* Stated exercise *
Could you repeat the records below exactly, leaving out any pictures?

* BEGIN *

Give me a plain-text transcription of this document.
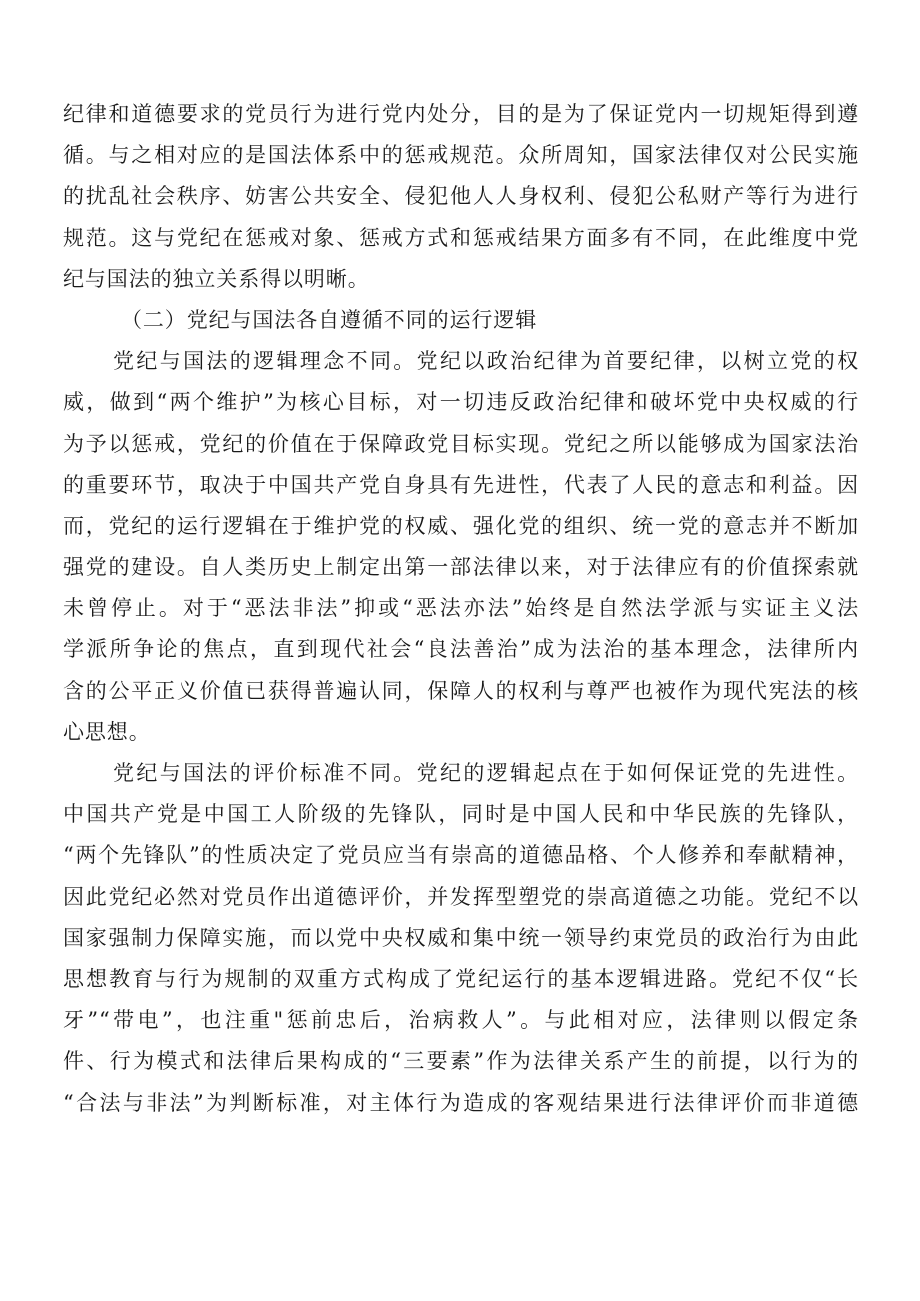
纪律和道德要求的党员行为进行党内处分，目的是为了保证党内一切规矩得到遵
循。与之相对应的是国法体系中的惩戒规范。众所周知，国家法律仅对公民实施
的扰乱社会秩序、妨害公共安全、侵犯他人人身权利、侵犯公私财产等行为进行
规范。这与党纪在惩戒对象、惩戒方式和惩戒结果方面多有不同，在此维度中党
纪与国法的独立关系得以明晰。
（二）党纪与国法各自遵循不同的运行逻辑
党纪与国法的逻辑理念不同。党纪以政治纪律为首要纪律，以树立党的权
威，做到“两个维护”为核心目标，对一切违反政治纪律和破坏党中央权威的行
为予以惩戒，党纪的价值在于保障政党目标实现。党纪之所以能够成为国家法治
的重要环节，取决于中国共产党自身具有先进性，代表了人民的意志和利益。因
而，党纪的运行逻辑在于维护党的权威、强化党的组织、统一党的意志并不断加
强党的建设。自人类历史上制定出第一部法律以来，对于法律应有的价值探索就
未曾停止。对于“恶法非法”抑或“恶法亦法”始终是自然法学派与实证主义法
学派所争论的焦点，直到现代社会“良法善治”成为法治的基本理念，法律所内
含的公平正义价值已获得普遍认同，保障人的权利与尊严也被作为现代宪法的核
心思想。
党纪与国法的评价标准不同。党纪的逻辑起点在于如何保证党的先进性。
中国共产党是中国工人阶级的先锋队，同时是中国人民和中华民族的先锋队，
“两个先锋队”的性质决定了党员应当有崇高的道德品格、个人修养和奉献精神，
因此党纪必然对党员作出道德评价，并发挥型塑党的崇高道德之功能。党纪不以
国家强制力保障实施，而以党中央权威和集中统一领导约束党员的政治行为由此
思想教育与行为规制的双重方式构成了党纪运行的基本逻辑进路。党纪不仅“长
牙”“带电”，也注重"惩前忠后，治病救人”。与此相对应，法律则以假定条
件、行为模式和法律后果构成的“三要素”作为法律关系产生的前提，以行为的
“合法与非法”为判断标准，对主体行为造成的客观结果进行法律评价而非道德
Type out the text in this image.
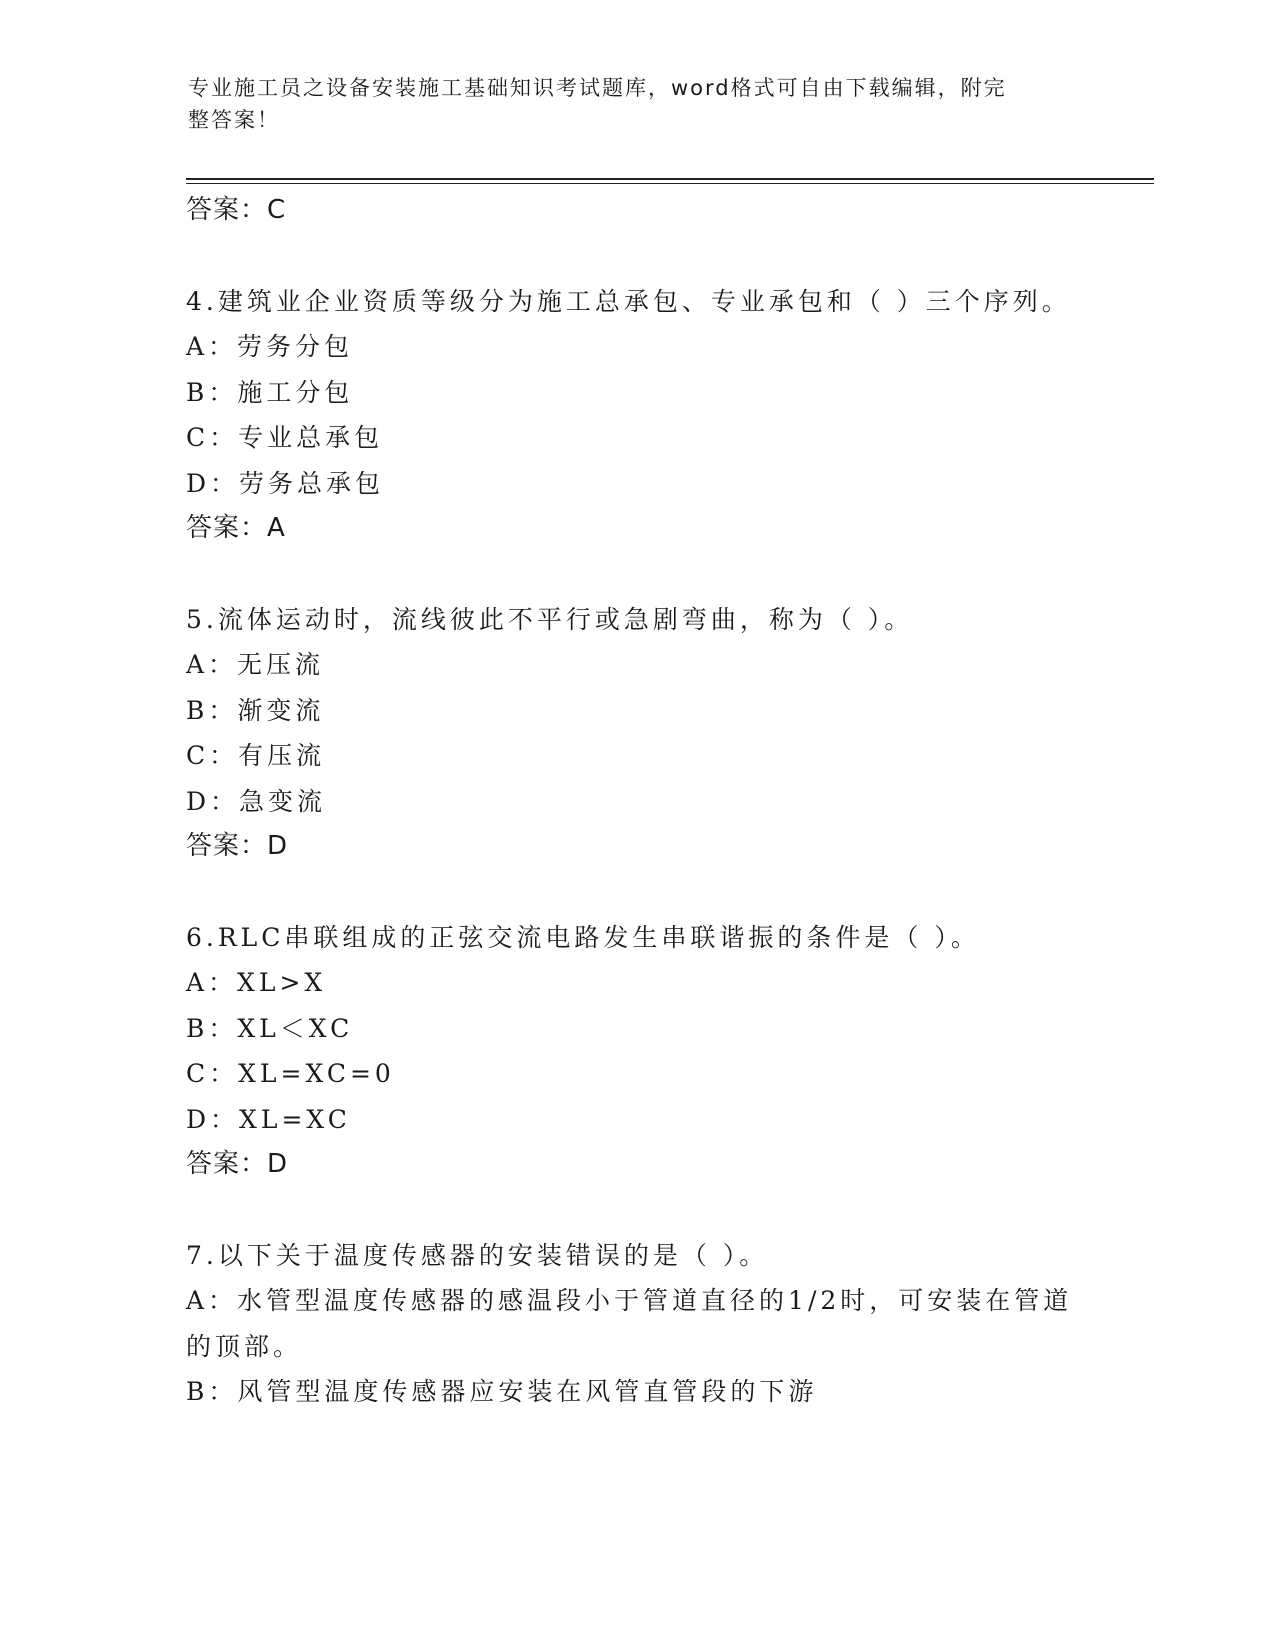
专业施工员之设备安装施工基础知识考试题库，word格式可自由下载编辑，附完
整答案！
答案：C
4.建筑业企业资质等级分为施工总承包、专业承包和（ ）三个序列。
A：劳务分包
B：施工分包
C：专业总承包
D：劳务总承包
答案：A
5.流体运动时，流线彼此不平行或急剧弯曲，称为（ ）。
A：无压流
B：渐变流
C：有压流
D：急变流
答案：D
6.RLC串联组成的正弦交流电路发生串联谐振的条件是（ ）。
A：XL>X
B：XL＜XC
C：XL=XC=0
D：XL=XC
答案：D
7.以下关于温度传感器的安装错误的是（ ）。
A：水管型温度传感器的感温段小于管道直径的1/2时，可安装在管道的顶部。
B：风管型温度传感器应安装在风管直管段的下游
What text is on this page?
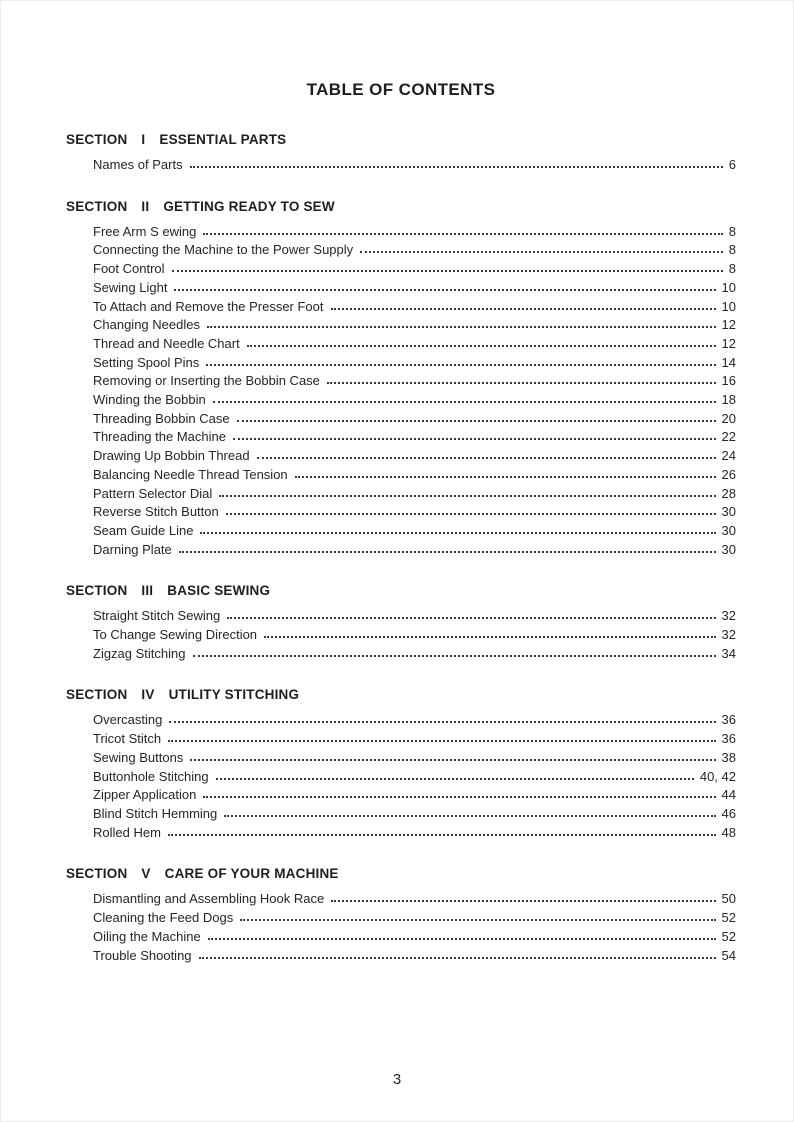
TABLE OF CONTENTS
SECTION I ESSENTIAL PARTS
Names of Parts	6
SECTION II GETTING READY TO SEW
Free Arm S ewing	8
Connecting the Machine to the Power Supply	8
Foot Control	8
Sewing Light	10
To Attach and Remove the Presser Foot	10
Changing Needles	12
Thread and Needle Chart	12
Setting Spool Pins	14
Removing or Inserting the Bobbin Case	16
Winding the Bobbin	18
Threading Bobbin Case	20
Threading the Machine	22
Drawing Up Bobbin Thread	24
Balancing Needle Thread Tension	26
Pattern Selector Dial	28
Reverse Stitch Button	30
Seam Guide Line	30
Darning Plate	30
SECTION III BASIC SEWING
Straight Stitch Sewing	32
To Change Sewing Direction	32
Zigzag Stitching	34
SECTION IV UTILITY STITCHING
Overcasting	36
Tricot Stitch	36
Sewing Buttons	38
Buttonhole Stitching	40, 42
Zipper Application	44
Blind Stitch Hemming	46
Rolled Hem	48
SECTION V CARE OF YOUR MACHINE
Dismantling and Assembling Hook Race	50
Cleaning the Feed Dogs	52
Oiling the Machine	52
Trouble Shooting	54
3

* END *

* Solution for this task *
Give me a plain-text transcription of this document.
纪律和道德要求的党员行为进行党内处分，目的是为了保证党内一切规矩得到遵
循。与之相对应的是国法体系中的惩戒规范。众所周知，国家法律仅对公民实施
的扰乱社会秩序、妨害公共安全、侵犯他人人身权利、侵犯公私财产等行为进行
规范。这与党纪在惩戒对象、惩戒方式和惩戒结果方面多有不同，在此维度中党
纪与国法的独立关系得以明晰。
（二）党纪与国法各自遵循不同的运行逻辑
党纪与国法的逻辑理念不同。党纪以政治纪律为首要纪律，以树立党的权
威，做到“两个维护”为核心目标，对一切违反政治纪律和破坏党中央权威的行
为予以惩戒，党纪的价值在于保障政党目标实现。党纪之所以能够成为国家法治
的重要环节，取决于中国共产党自身具有先进性，代表了人民的意志和利益。因
而，党纪的运行逻辑在于维护党的权威、强化党的组织、统一党的意志并不断加
强党的建设。自人类历史上制定出第一部法律以来，对于法律应有的价值探索就
未曾停止。对于“恶法非法”抑或“恶法亦法”始终是自然法学派与实证主义法
学派所争论的焦点，直到现代社会“良法善治”成为法治的基本理念，法律所内
含的公平正义价值已获得普遍认同，保障人的权利与尊严也被作为现代宪法的核
心思想。
党纪与国法的评价标准不同。党纪的逻辑起点在于如何保证党的先进性。
中国共产党是中国工人阶级的先锋队，同时是中国人民和中华民族的先锋队，
“两个先锋队”的性质决定了党员应当有崇高的道德品格、个人修养和奉献精神，
因此党纪必然对党员作出道德评价，并发挥型塑党的崇高道德之功能。党纪不以
国家强制力保障实施，而以党中央权威和集中统一领导约束党员的政治行为由此
思想教育与行为规制的双重方式构成了党纪运行的基本逻辑进路。党纪不仅“长
牙”“带电”，也注重"惩前忠后，治病救人”。与此相对应，法律则以假定条
件、行为模式和法律后果构成的“三要素”作为法律关系产生的前提，以行为的
“合法与非法”为判断标准，对主体行为造成的客观结果进行法律评价而非道德
Type out the text in this image.
专业施工员之设备安装施工基础知识考试题库，word格式可自由下载编辑，附完
整答案！
答案：C
4.建筑业企业资质等级分为施工总承包、专业承包和（ ）三个序列。
A：劳务分包
B：施工分包
C：专业总承包
D：劳务总承包
答案：A
5.流体运动时，流线彼此不平行或急剧弯曲，称为（ ）。
A：无压流
B：渐变流
C：有压流
D：急变流
答案：D
6.RLC串联组成的正弦交流电路发生串联谐振的条件是（ ）。
A：XL>X
B：XL＜XC
C：XL=XC=0
D：XL=XC
答案：D
7.以下关于温度传感器的安装错误的是（ ）。
A：水管型温度传感器的感温段小于管道直径的1/2时，可安装在管道的顶部。
B：风管型温度传感器应安装在风管直管段的下游
What text is on this page?
TABLE OF CONTENTS
SECTION I ESSENTIAL PARTS
Names of Parts	6
SECTION II GETTING READY TO SEW
Free Arm S ewing	8
Connecting the Machine to the Power Supply	8
Foot Control	8
Sewing Light	10
To Attach and Remove the Presser Foot	10
Changing Needles	12
Thread and Needle Chart	12
Setting Spool Pins	14
Removing or Inserting the Bobbin Case	16
Winding the Bobbin	18
Threading Bobbin Case	20
Threading the Machine	22
Drawing Up Bobbin Thread	24
Balancing Needle Thread Tension	26
Pattern Selector Dial	28
Reverse Stitch Button	30
Seam Guide Line	30
Darning Plate	30
SECTION III BASIC SEWING
Straight Stitch Sewing	32
To Change Sewing Direction	32
Zigzag Stitching	34
SECTION IV UTILITY STITCHING
Overcasting	36
Tricot Stitch	36
Sewing Buttons	38
Buttonhole Stitching	40, 42
Zipper Application	44
Blind Stitch Hemming	46
Rolled Hem	48
SECTION V CARE OF YOUR MACHINE
Dismantling and Assembling Hook Race	50
Cleaning the Feed Dogs	52
Oiling the Machine	52
Trouble Shooting	54
3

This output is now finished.